● WRITTEN PROBLEM
Extract the full listing below without altering a single character.

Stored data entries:

——

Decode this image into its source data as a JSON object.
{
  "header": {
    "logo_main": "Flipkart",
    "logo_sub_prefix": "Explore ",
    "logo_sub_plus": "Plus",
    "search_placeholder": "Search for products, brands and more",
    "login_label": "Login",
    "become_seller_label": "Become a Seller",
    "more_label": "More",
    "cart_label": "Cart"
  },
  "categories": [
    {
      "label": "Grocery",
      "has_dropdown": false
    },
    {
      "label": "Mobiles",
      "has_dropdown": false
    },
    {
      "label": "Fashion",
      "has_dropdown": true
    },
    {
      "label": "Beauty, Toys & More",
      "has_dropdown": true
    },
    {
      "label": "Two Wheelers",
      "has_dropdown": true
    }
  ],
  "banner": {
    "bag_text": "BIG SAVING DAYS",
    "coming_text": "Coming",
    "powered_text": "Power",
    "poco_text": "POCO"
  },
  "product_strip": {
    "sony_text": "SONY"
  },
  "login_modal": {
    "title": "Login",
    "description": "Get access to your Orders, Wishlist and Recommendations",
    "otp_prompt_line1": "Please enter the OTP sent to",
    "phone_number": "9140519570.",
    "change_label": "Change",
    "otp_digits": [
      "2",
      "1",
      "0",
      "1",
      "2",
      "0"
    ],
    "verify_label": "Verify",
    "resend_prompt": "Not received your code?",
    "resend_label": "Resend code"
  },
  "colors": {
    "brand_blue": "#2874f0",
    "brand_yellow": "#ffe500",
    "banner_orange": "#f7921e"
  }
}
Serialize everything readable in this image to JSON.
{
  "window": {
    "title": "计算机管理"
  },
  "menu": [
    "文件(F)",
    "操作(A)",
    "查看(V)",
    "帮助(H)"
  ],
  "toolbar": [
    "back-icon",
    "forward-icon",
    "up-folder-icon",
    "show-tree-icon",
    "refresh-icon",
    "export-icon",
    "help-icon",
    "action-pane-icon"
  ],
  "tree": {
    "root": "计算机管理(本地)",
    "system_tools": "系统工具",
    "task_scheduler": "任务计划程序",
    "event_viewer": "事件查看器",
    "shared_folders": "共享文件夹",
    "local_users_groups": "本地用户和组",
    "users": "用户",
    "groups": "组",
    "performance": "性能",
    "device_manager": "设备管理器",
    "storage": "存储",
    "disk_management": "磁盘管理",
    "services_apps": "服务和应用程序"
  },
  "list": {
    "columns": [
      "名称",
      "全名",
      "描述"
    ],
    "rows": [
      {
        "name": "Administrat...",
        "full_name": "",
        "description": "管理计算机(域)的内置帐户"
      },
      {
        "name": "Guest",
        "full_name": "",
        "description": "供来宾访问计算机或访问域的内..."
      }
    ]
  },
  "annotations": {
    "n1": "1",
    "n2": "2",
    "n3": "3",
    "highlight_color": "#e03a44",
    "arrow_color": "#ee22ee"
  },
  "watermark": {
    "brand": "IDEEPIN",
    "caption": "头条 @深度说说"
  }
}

——

● CORRECT RESPONSE
Decode this image into its source data as a JSON object.
{
  "header": {
    "logo_main": "Flipkart",
    "logo_sub_prefix": "Explore ",
    "logo_sub_plus": "Plus",
    "search_placeholder": "Search for products, brands and more",
    "login_label": "Login",
    "become_seller_label": "Become a Seller",
    "more_label": "More",
    "cart_label": "Cart"
  },
  "categories": [
    {
      "label": "Grocery",
      "has_dropdown": false
    },
    {
      "label": "Mobiles",
      "has_dropdown": false
    },
    {
      "label": "Fashion",
      "has_dropdown": true
    },
    {
      "label": "Beauty, Toys & More",
      "has_dropdown": true
    },
    {
      "label": "Two Wheelers",
      "has_dropdown": true
    }
  ],
  "banner": {
    "bag_text": "BIG SAVING DAYS",
    "coming_text": "Coming",
    "powered_text": "Power",
    "poco_text": "POCO"
  },
  "product_strip": {
    "sony_text": "SONY"
  },
  "login_modal": {
    "title": "Login",
    "description": "Get access to your Orders, Wishlist and Recommendations",
    "otp_prompt_line1": "Please enter the OTP sent to",
    "phone_number": "9140519570.",
    "change_label": "Change",
    "otp_digits": [
      "2",
      "1",
      "0",
      "1",
      "2",
      "0"
    ],
    "verify_label": "Verify",
    "resend_prompt": "Not received your code?",
    "resend_label": "Resend code"
  },
  "colors": {
    "brand_blue": "#2874f0",
    "brand_yellow": "#ffe500",
    "banner_orange": "#f7921e"
  }
}
Serialize everything readable in this image to JSON.
{
  "window": {
    "title": "计算机管理"
  },
  "menu": [
    "文件(F)",
    "操作(A)",
    "查看(V)",
    "帮助(H)"
  ],
  "toolbar": [
    "back-icon",
    "forward-icon",
    "up-folder-icon",
    "show-tree-icon",
    "refresh-icon",
    "export-icon",
    "help-icon",
    "action-pane-icon"
  ],
  "tree": {
    "root": "计算机管理(本地)",
    "system_tools": "系统工具",
    "task_scheduler": "任务计划程序",
    "event_viewer": "事件查看器",
    "shared_folders": "共享文件夹",
    "local_users_groups": "本地用户和组",
    "users": "用户",
    "groups": "组",
    "performance": "性能",
    "device_manager": "设备管理器",
    "storage": "存储",
    "disk_management": "磁盘管理",
    "services_apps": "服务和应用程序"
  },
  "list": {
    "columns": [
      "名称",
      "全名",
      "描述"
    ],
    "rows": [
      {
        "name": "Administrat...",
        "full_name": "",
        "description": "管理计算机(域)的内置帐户"
      },
      {
        "name": "Guest",
        "full_name": "",
        "description": "供来宾访问计算机或访问域的内..."
      }
    ]
  },
  "annotations": {
    "n1": "1",
    "n2": "2",
    "n3": "3",
    "highlight_color": "#e03a44",
    "arrow_color": "#ee22ee"
  },
  "watermark": {
    "brand": "IDEEPIN",
    "caption": "头条 @深度说说"
  }
}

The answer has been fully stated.